[Rows from a dataset]
**********
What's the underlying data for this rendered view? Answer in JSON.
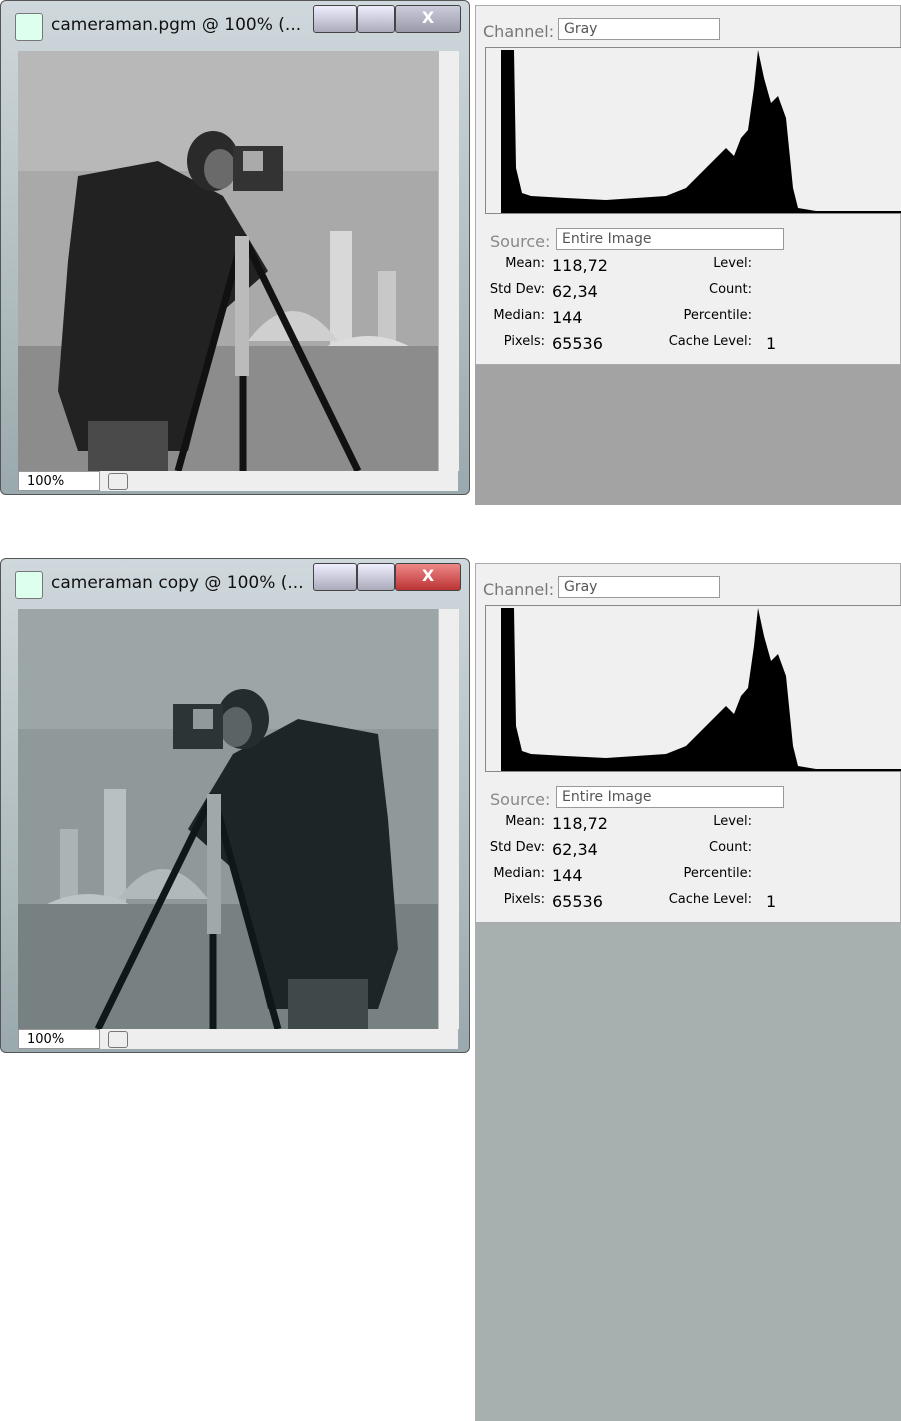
{
  "windows": [
    {
      "title": "cameraman.pgm @ 100% (...",
      "zoom": "100%",
      "histogram": {
        "channel_label": "Channel:",
        "channel": "Gray",
        "source_label": "Source:",
        "source": "Entire Image",
        "stats": [
          {
            "label": "Mean:",
            "value": "118,72"
          },
          {
            "label": "Std Dev:",
            "value": "62,34"
          },
          {
            "label": "Median:",
            "value": "144"
          },
          {
            "label": "Pixels:",
            "value": "65536"
          }
        ],
        "right": [
          {
            "label": "Level:"
          },
          {
            "label": "Count:"
          },
          {
            "label": "Percentile:"
          },
          {
            "label": "Cache Level:",
            "value": "1"
          }
        ]
      }
    },
    {
      "title": "cameraman copy @ 100% (...",
      "zoom": "100%",
      "histogram": {
        "channel_label": "Channel:",
        "channel": "Gray",
        "source_label": "Source:",
        "source": "Entire Image",
        "stats": [
          {
            "label": "Mean:",
            "value": "118,72"
          },
          {
            "label": "Std Dev:",
            "value": "62,34"
          },
          {
            "label": "Median:",
            "value": "144"
          },
          {
            "label": "Pixels:",
            "value": "65536"
          }
        ],
        "right": [
          {
            "label": "Level:"
          },
          {
            "label": "Count:"
          },
          {
            "label": "Percentile:"
          },
          {
            "label": "Cache Level:",
            "value": "1"
          }
        ]
      }
    }
  ]
}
**********
Stated problem →
Pictures are excluded; copy every other part of the records exactly.

Right answer →
What's the underlying data for this rendered view? Answer in JSON.
{
  "windows": [
    {
      "title": "cameraman.pgm @ 100% (...",
      "zoom": "100%",
      "histogram": {
        "channel_label": "Channel:",
        "channel": "Gray",
        "source_label": "Source:",
        "source": "Entire Image",
        "stats": [
          {
            "label": "Mean:",
            "value": "118,72"
          },
          {
            "label": "Std Dev:",
            "value": "62,34"
          },
          {
            "label": "Median:",
            "value": "144"
          },
          {
            "label": "Pixels:",
            "value": "65536"
          }
        ],
        "right": [
          {
            "label": "Level:"
          },
          {
            "label": "Count:"
          },
          {
            "label": "Percentile:"
          },
          {
            "label": "Cache Level:",
            "value": "1"
          }
        ]
      }
    },
    {
      "title": "cameraman copy @ 100% (...",
      "zoom": "100%",
      "histogram": {
        "channel_label": "Channel:",
        "channel": "Gray",
        "source_label": "Source:",
        "source": "Entire Image",
        "stats": [
          {
            "label": "Mean:",
            "value": "118,72"
          },
          {
            "label": "Std Dev:",
            "value": "62,34"
          },
          {
            "label": "Median:",
            "value": "144"
          },
          {
            "label": "Pixels:",
            "value": "65536"
          }
        ],
        "right": [
          {
            "label": "Level:"
          },
          {
            "label": "Count:"
          },
          {
            "label": "Percentile:"
          },
          {
            "label": "Cache Level:",
            "value": "1"
          }
        ]
      }
    }
  ]
}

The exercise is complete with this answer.